Actions to take –
(a) In the RDMA setup guide, copy out the passage word for word, starting at "HowTo Setup RDMA" and ending at "1 as default)".
(b) Pick up the RDMA setup guide after its last sentence and keep writing it.

Excerpted passage –
HowTo Setup RDMA Connection using Inbox Driver (RHEL, Ubuntu)

Version 27
    This post is showing how to raise a setup and enable RDMA via the Inbox driver for RHEL7 and Ubuntu 14.04

    Setup:

    • Make sure you have two servers equipped with Mellanox ConnectX-3 adapter cards
    • Connect the two servers via an Ethernet switch, you can use access port (VLAN 1 as default)
    • Install RHEL7 (upsteam kernel) or Ubuntu 14.04 OS on both servers

     

    RHEL Installation:

    Run the following installation commands on both servers:

    # yum -y groupinstall "InfiniBand Support"

    # yum -y install perftest infiniband-diags

                                         

    Make sure that RDMA is enabled on boot.

    # dracut --add-drivers "mlx4_en mlx4_ib mlx5_ib" -f

    # systemctl enable rdma

    Ubuntu Installation:

    Run the following installation commands on both servers:

    # apt-get install libmlx4-1 infiniband-diags ibutils ibverbs-utils rdmacm-utils perftest

      

    For tgt target support install:

    # apt-get install tgt

      

    For LIO target support install:

    # apt-get install targetcli

      

    For client install:

    # apt-get install open-iscsi-utils open-iscsi

      

     

     

    Port type configuration:

    Find the PCI device connected to the adapter card (in this case ConnectX-3 Pro).

Dataset content –
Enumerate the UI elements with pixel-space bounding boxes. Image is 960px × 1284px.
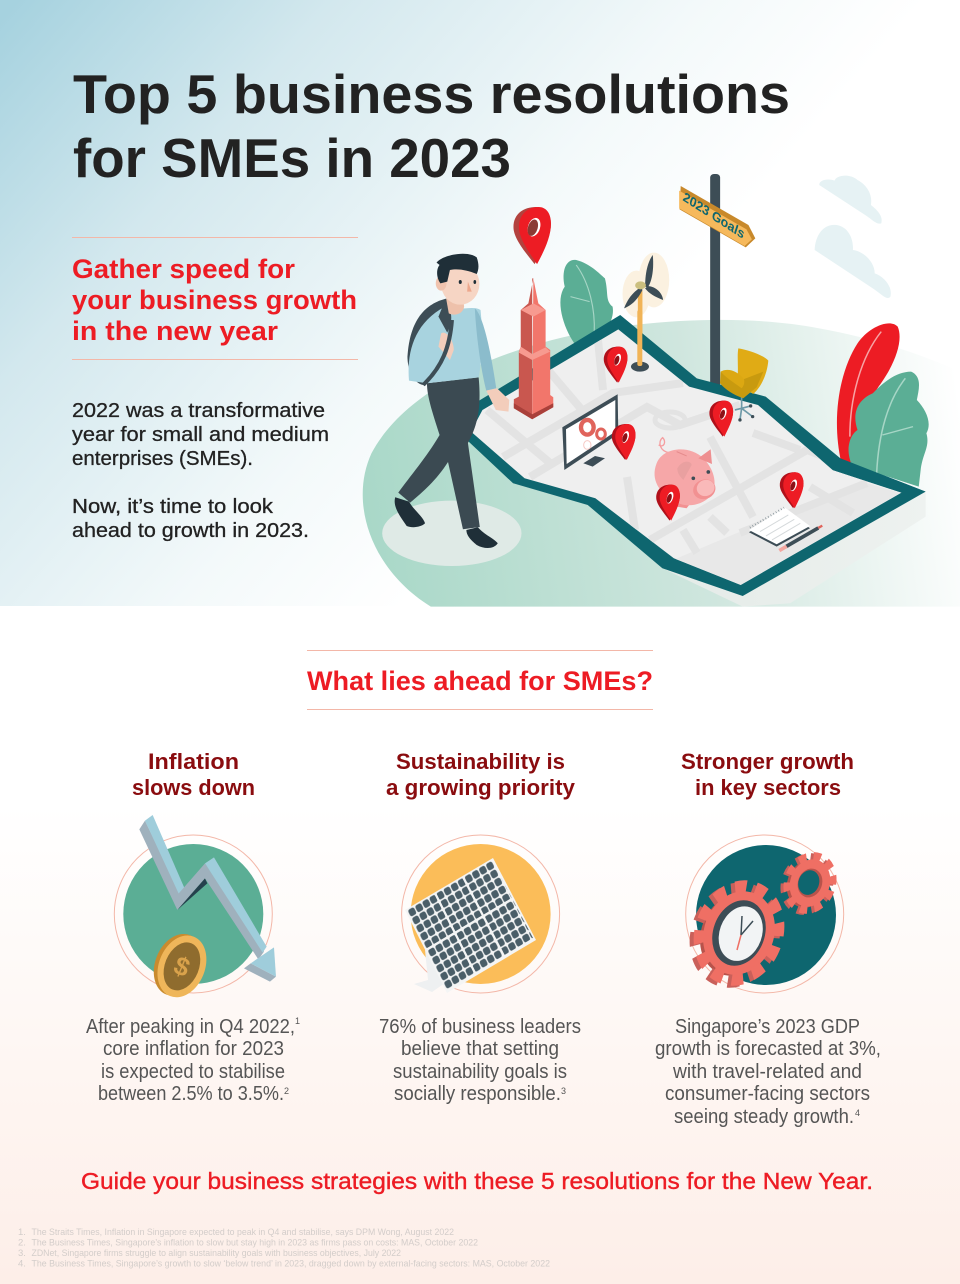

Final results –
(a)
HowTo Setup RDMA Connection using Inbox Driver (RHEL, Ubuntu)

Version 27
    This post is showing how to raise a setup and enable RDMA via the Inbox driver for RHEL7 and Ubuntu 14.04

    Setup:

    • Make sure you have two servers equipped with Mellanox ConnectX-3 adapter cards
    • Connect the two servers via an Ethernet switch, you can use access port (VLAN 1 as default)

(b)
    For example (05:00.0):

     

    # lspci | grep Mellanox

    05:00.0 Network controller: Mellanox Technologies MT27520 Family [ConnectX-3 Pro]

                                     

     

    Edit the file /etc/rdma/mlx4.conf:
    Note: This file is read when the mlx4_core module is loaded and used to set the port types for any hardware found.  If a card is not listed in this file, then its port types are left alone.
    Format:
    <pci_device_of_card> <port1_type> [port2_type]
    port1 and port2: One of "auto", "ib", or "eth". port1 is required at all times, port2 is required for dual port cards.
    For example:
    0000:05:00.0 eth eth
    Perform reboot to reload the modules
    #reboot

    Configure port parameters:

    In order to find the exact mapping between the interface name to the physical port run:

     

    cat /sys/class/net/<net-device>/dev_id

     

     

    The net-device will be ib0/ib1/ib2 in case of InfiniBand link and enp5s0 or similar in case of Ethernet.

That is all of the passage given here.